======== Data rows

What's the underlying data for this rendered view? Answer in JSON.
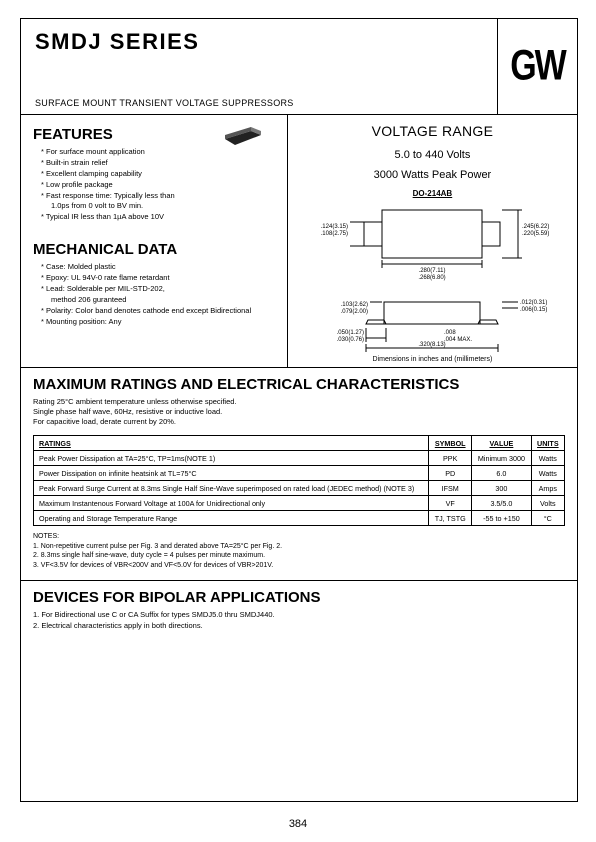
{
  "page_number": "384",
  "header": {
    "title": "SMDJ SERIES",
    "subtitle": "SURFACE MOUNT TRANSIENT VOLTAGE SUPPRESSORS",
    "logo": "GW"
  },
  "features": {
    "heading": "FEATURES",
    "items": [
      "For surface mount application",
      "Built-in strain relief",
      "Excellent clamping capability",
      "Low profile package",
      "Fast response time: Typically less than",
      "1.0ps from 0 volt to BV min.",
      "Typical IR less than 1µA above 10V"
    ],
    "cont_flags": [
      false,
      false,
      false,
      false,
      false,
      true,
      false
    ]
  },
  "mechanical": {
    "heading": "MECHANICAL DATA",
    "items": [
      "Case: Molded plastic",
      "Epoxy: UL 94V-0 rate flame retardant",
      "Lead: Solderable per MIL-STD-202,",
      "method 206 guranteed",
      "Polarity: Color band denotes cathode end except Bidirectional",
      "Mounting position: Any"
    ],
    "cont_flags": [
      false,
      false,
      false,
      true,
      false,
      false
    ]
  },
  "voltage_range": {
    "heading": "VOLTAGE RANGE",
    "range": "5.0 to 440 Volts",
    "power": "3000 Watts Peak Power",
    "package": "DO-214AB",
    "dim_note": "Dimensions in inches and (millimeters)",
    "drawing": {
      "top_w": ".280(7.11)",
      "top_w2": ".268(6.80)",
      "lead_tl": ".124(3.15)",
      "lead_tl2": ".108(2.75)",
      "lead_tr": ".245(6.22)",
      "lead_tr2": ".220(5.59)",
      "h_r": ".012(0.31)",
      "h_r2": ".006(0.15)",
      "body_h": ".103(2.62)",
      "body_h2": ".079(2.00)",
      "foot_l": ".050(1.27)",
      "foot_l2": ".030(0.76)",
      "overall": ".320(8.13)",
      "overall2": ".305(7.75)",
      "mid": ".008",
      "mid2": ".004 MAX."
    }
  },
  "max_ratings": {
    "heading": "MAXIMUM RATINGS AND ELECTRICAL CHARACTERISTICS",
    "conditions": [
      "Rating 25°C ambient temperature unless otherwise specified.",
      "Single phase half wave, 60Hz, resistive or inductive load.",
      "For capacitive load, derate current by 20%."
    ],
    "columns": [
      "RATINGS",
      "SYMBOL",
      "VALUE",
      "UNITS"
    ],
    "rows": [
      {
        "r": "Peak Power Dissipation at TA=25°C, TP=1ms(NOTE 1)",
        "s": "PPK",
        "v": "Minimum 3000",
        "u": "Watts"
      },
      {
        "r": "Power Dissipation on infinite heatsink at TL=75°C",
        "s": "PD",
        "v": "6.0",
        "u": "Watts"
      },
      {
        "r": "Peak Forward Surge Current at 8.3ms Single Half Sine-Wave superimposed on rated load (JEDEC method) (NOTE 3)",
        "s": "IFSM",
        "v": "300",
        "u": "Amps"
      },
      {
        "r": "Maximum Instantenous Forward Voltage at 100A for Unidirectional only",
        "s": "VF",
        "v": "3.5/5.0",
        "u": "Volts"
      },
      {
        "r": "Operating and Storage Temperature Range",
        "s": "TJ, TSTG",
        "v": "-55 to +150",
        "u": "°C"
      }
    ],
    "notes_label": "NOTES:",
    "notes": [
      "1. Non-repetitive current pulse per Fig. 3 and derated above TA=25°C per Fig. 2.",
      "2. 8.3ms single half sine-wave, duty cycle = 4 pulses per minute maximum.",
      "3. VF<3.5V for devices of VBR<200V and VF<5.0V for devices of VBR>201V."
    ]
  },
  "bipolar": {
    "heading": "DEVICES FOR BIPOLAR APPLICATIONS",
    "items": [
      "1. For Bidirectional use C or CA Suffix for types SMDJ5.0 thru SMDJ440.",
      "2. Electrical characteristics apply in both directions."
    ]
  },
  "colors": {
    "ink": "#000000",
    "bg": "#ffffff"
  }
}
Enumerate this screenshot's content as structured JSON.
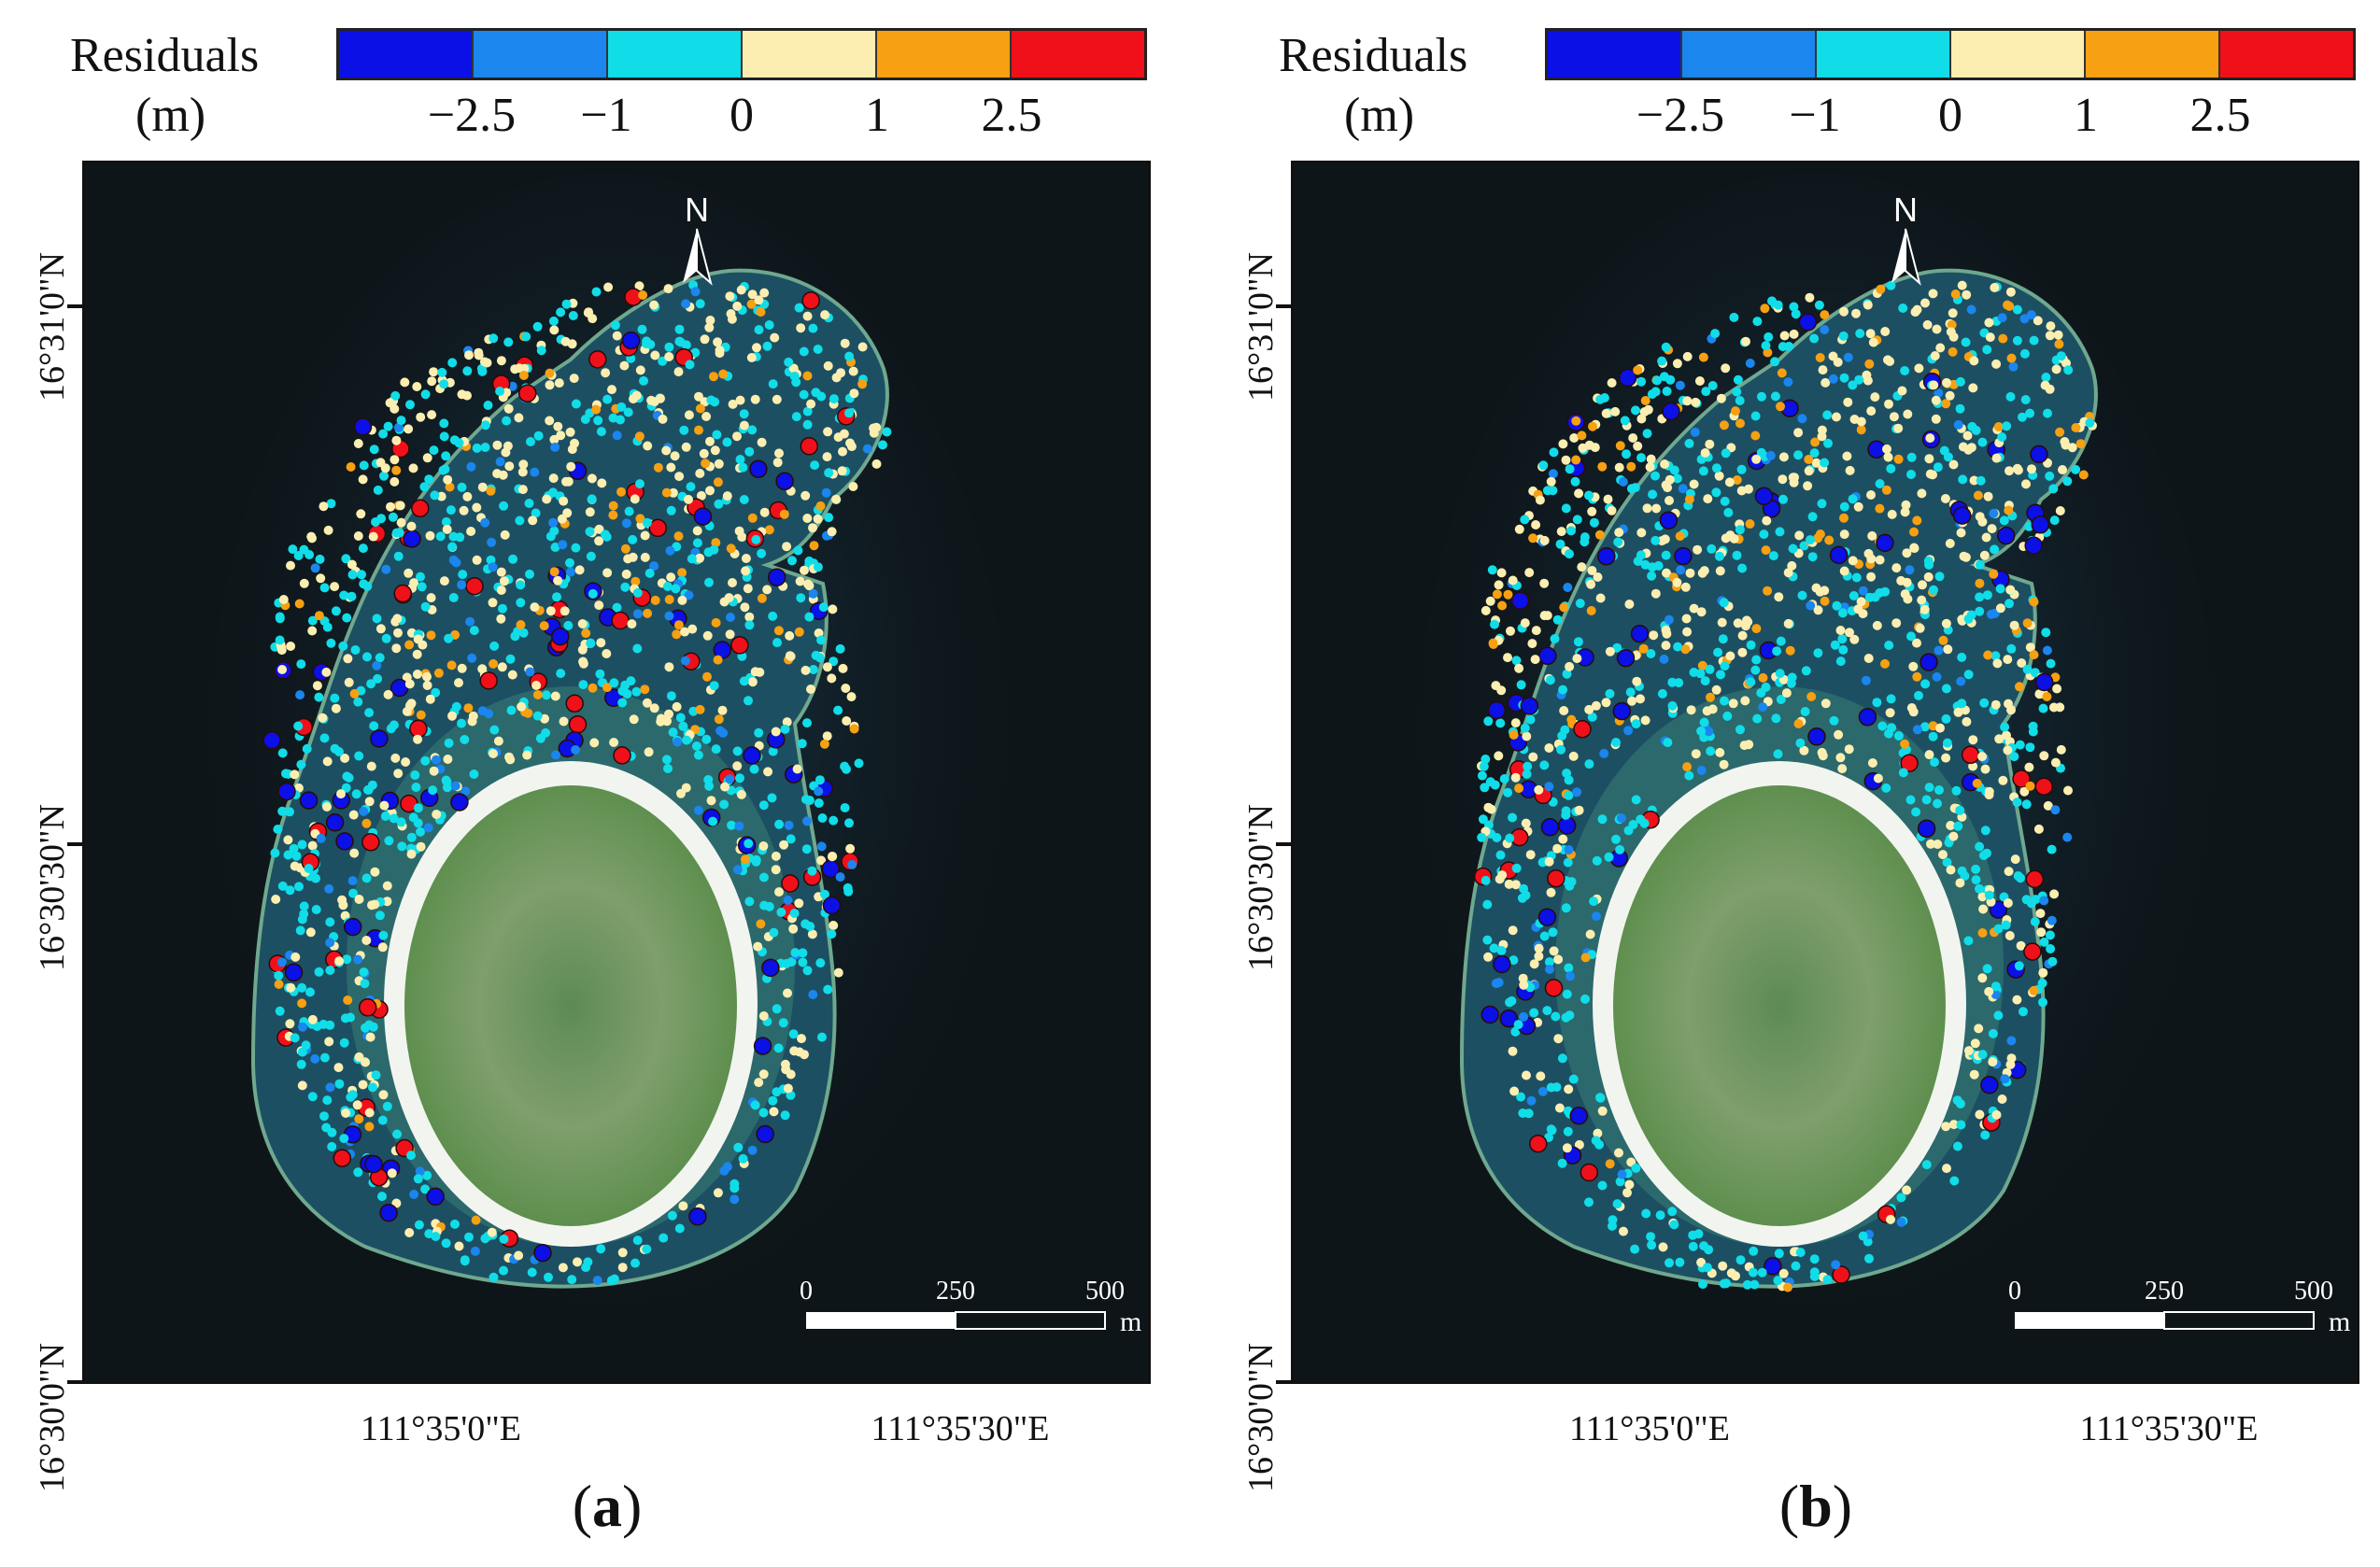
{
  "legend": {
    "title": "Residuals",
    "unit": "(m)",
    "colors": [
      "#0a10e6",
      "#1a86ee",
      "#10dde8",
      "#fbeeb0",
      "#f7a011",
      "#f0101a"
    ],
    "tick_labels": [
      "−2.5",
      "−1",
      "0",
      "1",
      "2.5"
    ]
  },
  "north_label": "N",
  "scalebar": {
    "labels": [
      "0",
      "250",
      "500"
    ],
    "unit": "m"
  },
  "lat_labels": [
    "16°31'0\"N",
    "16°30'30\"N",
    "16°30'0\"N"
  ],
  "lon_labels": [
    "111°35'0\"E",
    "111°35'30\"E"
  ],
  "panels": [
    {
      "open": "(",
      "letter": "a",
      "close": ")"
    },
    {
      "open": "(",
      "letter": "b",
      "close": ")"
    }
  ]
}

================

▶ Exercise instructions: With pictures omitted, reproduce exactly the lines from the line containing "Enumerate this screenshot's" through the end of the data above.

▶ Response to the exercise:
Enumerate this screenshot's content as structured JSON.
{
  "legend": {
    "title": "Residuals",
    "unit": "(m)",
    "colors": [
      "#0a10e6",
      "#1a86ee",
      "#10dde8",
      "#fbeeb0",
      "#f7a011",
      "#f0101a"
    ],
    "tick_labels": [
      "−2.5",
      "−1",
      "0",
      "1",
      "2.5"
    ]
  },
  "north_label": "N",
  "scalebar": {
    "labels": [
      "0",
      "250",
      "500"
    ],
    "unit": "m"
  },
  "lat_labels": [
    "16°31'0\"N",
    "16°30'30\"N",
    "16°30'0\"N"
  ],
  "lon_labels": [
    "111°35'0\"E",
    "111°35'30\"E"
  ],
  "panels": [
    {
      "open": "(",
      "letter": "a",
      "close": ")"
    },
    {
      "open": "(",
      "letter": "b",
      "close": ")"
    }
  ]
}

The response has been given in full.